> Directions
Below are records; print only the lines from the line containing "Give me the" to the end, both included, reproduced exactly and without the pictures.
begin Data provided
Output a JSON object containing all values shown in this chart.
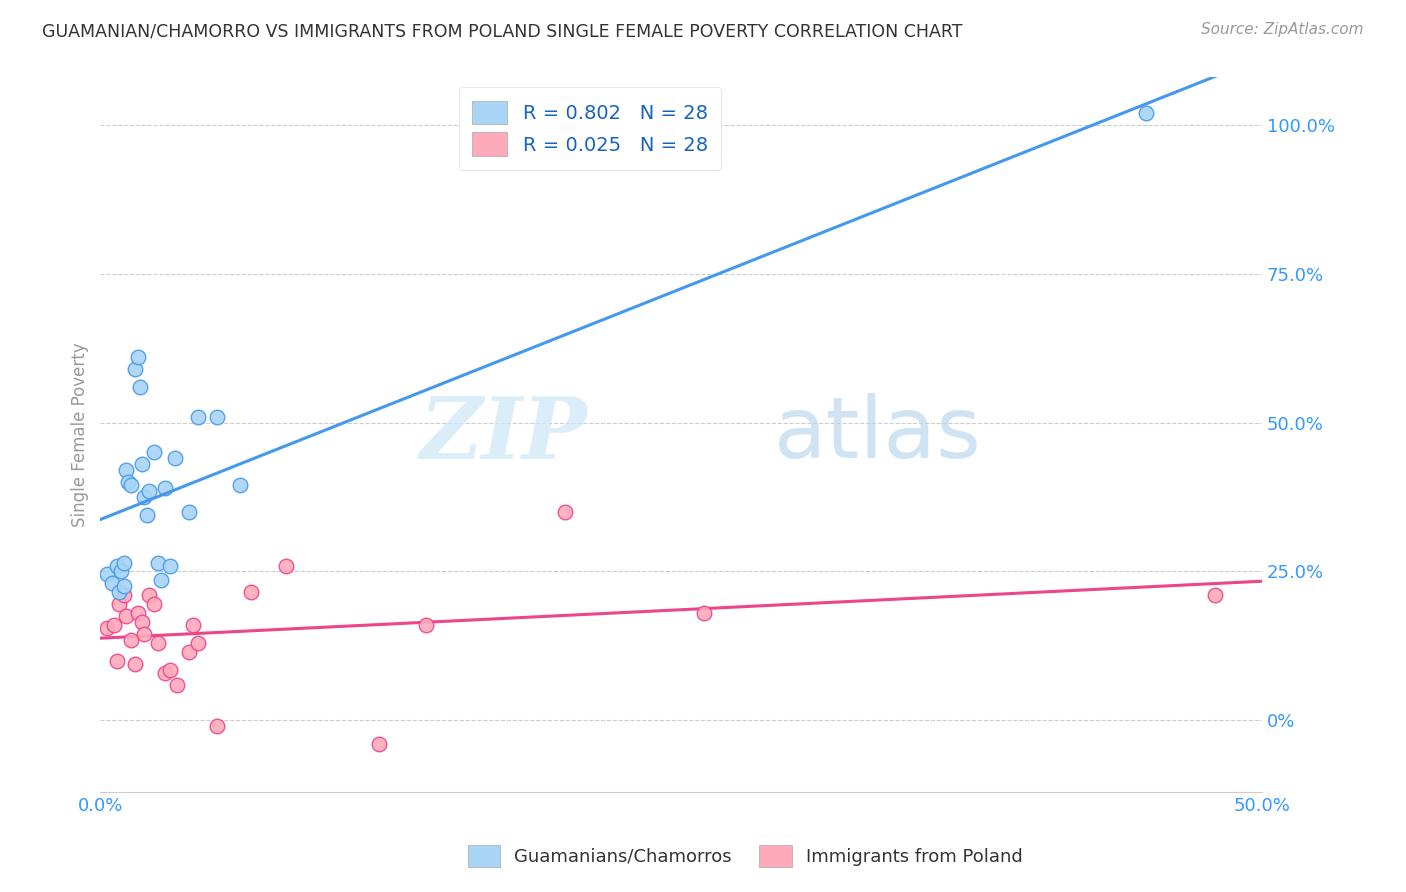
{
  "title": "GUAMANIAN/CHAMORRO VS IMMIGRANTS FROM POLAND SINGLE FEMALE POVERTY CORRELATION CHART",
  "source": "Source: ZipAtlas.com",
  "ylabel": "Single Female Poverty",
  "xlim": [
    0.0,
    0.5
  ],
  "ylim": [
    -0.12,
    1.08
  ],
  "blue_R": 0.802,
  "blue_N": 28,
  "pink_R": 0.025,
  "pink_N": 28,
  "blue_color": "#A8D4F5",
  "blue_line_color": "#4499EE",
  "pink_color": "#FFAABB",
  "pink_line_color": "#EE4488",
  "legend_label_blue": "Guamanians/Chamorros",
  "legend_label_pink": "Immigrants from Poland",
  "watermark_zip": "ZIP",
  "watermark_atlas": "atlas",
  "blue_x": [
    0.003,
    0.005,
    0.007,
    0.008,
    0.009,
    0.01,
    0.01,
    0.011,
    0.012,
    0.013,
    0.015,
    0.016,
    0.017,
    0.018,
    0.019,
    0.02,
    0.021,
    0.023,
    0.025,
    0.026,
    0.028,
    0.03,
    0.032,
    0.038,
    0.042,
    0.05,
    0.06,
    0.45
  ],
  "blue_y": [
    0.245,
    0.23,
    0.26,
    0.215,
    0.25,
    0.225,
    0.265,
    0.42,
    0.4,
    0.395,
    0.59,
    0.61,
    0.56,
    0.43,
    0.375,
    0.345,
    0.385,
    0.45,
    0.265,
    0.235,
    0.39,
    0.26,
    0.44,
    0.35,
    0.51,
    0.51,
    0.395,
    1.02
  ],
  "pink_x": [
    0.003,
    0.006,
    0.007,
    0.008,
    0.01,
    0.011,
    0.013,
    0.015,
    0.016,
    0.018,
    0.019,
    0.021,
    0.023,
    0.025,
    0.028,
    0.03,
    0.033,
    0.038,
    0.04,
    0.042,
    0.05,
    0.065,
    0.08,
    0.12,
    0.14,
    0.2,
    0.26,
    0.48
  ],
  "pink_y": [
    0.155,
    0.16,
    0.1,
    0.195,
    0.21,
    0.175,
    0.135,
    0.095,
    0.18,
    0.165,
    0.145,
    0.21,
    0.195,
    0.13,
    0.08,
    0.085,
    0.06,
    0.115,
    0.16,
    0.13,
    -0.01,
    0.215,
    0.26,
    -0.04,
    0.16,
    0.35,
    0.18,
    0.21
  ]
}
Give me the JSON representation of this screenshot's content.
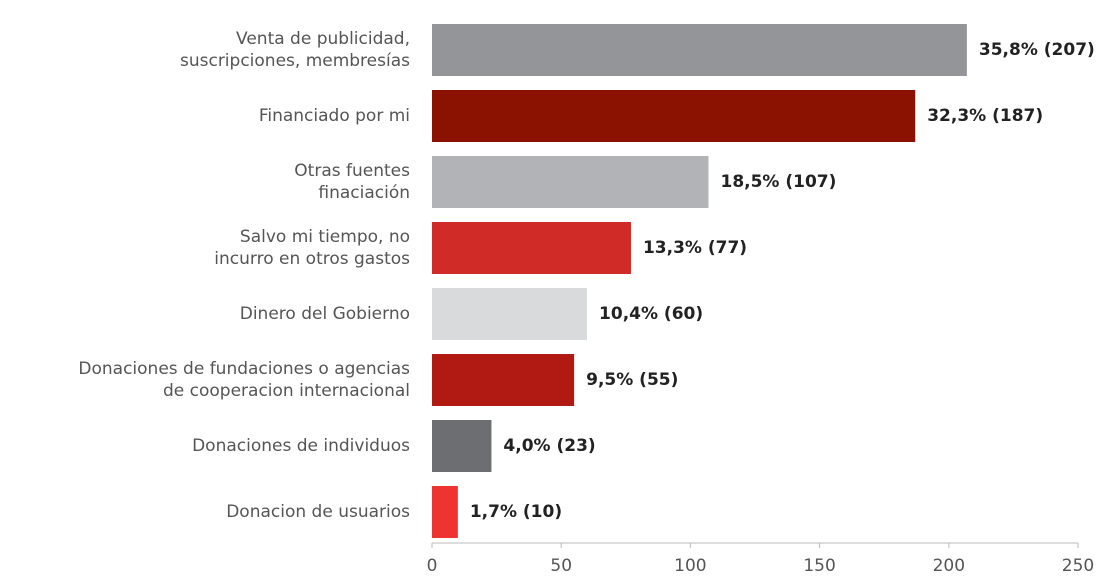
{
  "chart_data": {
    "type": "bar",
    "orientation": "horizontal",
    "categories": [
      "Venta de publicidad,\nsuscripciones, membresías",
      "Financiado por mi",
      "Otras fuentes\nfinaciación",
      "Salvo mi tiempo, no\nincurro en otros gastos",
      "Dinero del Gobierno",
      "Donaciones de fundaciones o agencias\nde cooperacion internacional",
      "Donaciones de individuos",
      "Donacion de usuarios"
    ],
    "values": [
      207,
      187,
      107,
      77,
      60,
      55,
      23,
      10
    ],
    "value_labels": [
      "35,8% (207)",
      "32,3% (187)",
      "18,5% (107)",
      "13,3% (77)",
      "10,4% (60)",
      "9,5% (55)",
      "4,0% (23)",
      "1,7% (10)"
    ],
    "colors": [
      "#939598",
      "#8b1100",
      "#b1b3b6",
      "#d12b27",
      "#d9dadb",
      "#b01a12",
      "#6d6e71",
      "#ee3430"
    ],
    "xlim": [
      0,
      250
    ],
    "xticks": [
      0,
      50,
      100,
      150,
      200,
      250
    ]
  }
}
end Data provided
> Answer below
Give me the JSON representation of this screenshot's content.
{
  "chart_data": {
    "type": "bar",
    "orientation": "horizontal",
    "categories": [
      "Venta de publicidad,\nsuscripciones, membresías",
      "Financiado por mi",
      "Otras fuentes\nfinaciación",
      "Salvo mi tiempo, no\nincurro en otros gastos",
      "Dinero del Gobierno",
      "Donaciones de fundaciones o agencias\nde cooperacion internacional",
      "Donaciones de individuos",
      "Donacion de usuarios"
    ],
    "values": [
      207,
      187,
      107,
      77,
      60,
      55,
      23,
      10
    ],
    "value_labels": [
      "35,8% (207)",
      "32,3% (187)",
      "18,5% (107)",
      "13,3% (77)",
      "10,4% (60)",
      "9,5% (55)",
      "4,0% (23)",
      "1,7% (10)"
    ],
    "colors": [
      "#939598",
      "#8b1100",
      "#b1b3b6",
      "#d12b27",
      "#d9dadb",
      "#b01a12",
      "#6d6e71",
      "#ee3430"
    ],
    "xlim": [
      0,
      250
    ],
    "xticks": [
      0,
      50,
      100,
      150,
      200,
      250
    ]
  }
}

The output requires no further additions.